§ Work to complete
Reproduce the records that follow in full, excluding any picture they contain.

○ ○ ○ ○ ○ ○ ○

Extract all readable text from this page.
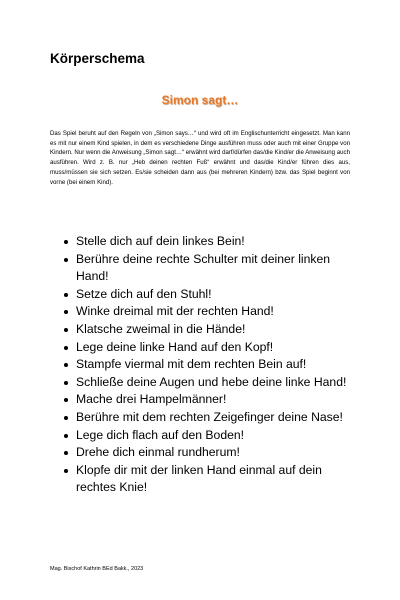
Körperschema
Simon sagt…

Das Spiel beruht auf den Regeln von „Simon says…“ und wird oft im Englischunterricht eingesetzt. Man kann es mit nur einem Kind spielen, in dem es verschiedene Dinge ausführen muss oder auch mit einer Gruppe von Kindern. Nur wenn die Anweisung „Simon sagt…“ erwähnt wird darf/dürfen das/die Kind/er die Anweisung auch ausführen. Wird z. B. nur „Heb deinen rechten Fuß“ erwähnt und das/die Kind/er führen dies aus, muss/müssen sie sich setzen. Es/sie scheiden dann aus (bei mehreren Kindern) bzw. das Spiel beginnt von vorne (bei einem Kind).

Stelle dich auf dein linkes Bein!
Berühre deine rechte Schulter mit deiner linken Hand!
Setze dich auf den Stuhl!
Winke dreimal mit der rechten Hand!
Klatsche zweimal in die Hände!
Lege deine linke Hand auf den Kopf!
Stampfe viermal mit dem rechten Bein auf!
Schließe deine Augen und hebe deine linke Hand!
Mache drei Hampelmänner!
Berühre mit dem rechten Zeigefinger deine Nase!
Lege dich flach auf den Boden!
Drehe dich einmal rundherum!
Klopfe dir mit der linken Hand einmal auf dein rechtes Knie!

Mag. Bischof Kathrin BEd Bakk., 2023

○ ○ ○ ○ ○ ○ ○

§ Full solution
Extract all readable text from this page.
Körperschema
Simon sagt…

Das Spiel beruht auf den Regeln von „Simon says…“ und wird oft im Englischunterricht eingesetzt. Man kann es mit nur einem Kind spielen, in dem es verschiedene Dinge ausführen muss oder auch mit einer Gruppe von Kindern. Nur wenn die Anweisung „Simon sagt…“ erwähnt wird darf/dürfen das/die Kind/er die Anweisung auch ausführen. Wird z. B. nur „Heb deinen rechten Fuß“ erwähnt und das/die Kind/er führen dies aus, muss/müssen sie sich setzen. Es/sie scheiden dann aus (bei mehreren Kindern) bzw. das Spiel beginnt von vorne (bei einem Kind).

Stelle dich auf dein linkes Bein!
Berühre deine rechte Schulter mit deiner linken Hand!
Setze dich auf den Stuhl!
Winke dreimal mit der rechten Hand!
Klatsche zweimal in die Hände!
Lege deine linke Hand auf den Kopf!
Stampfe viermal mit dem rechten Bein auf!
Schließe deine Augen und hebe deine linke Hand!
Mache drei Hampelmänner!
Berühre mit dem rechten Zeigefinger deine Nase!
Lege dich flach auf den Boden!
Drehe dich einmal rundherum!
Klopfe dir mit der linken Hand einmal auf dein rechtes Knie!

Mag. Bischof Kathrin BEd Bakk., 2023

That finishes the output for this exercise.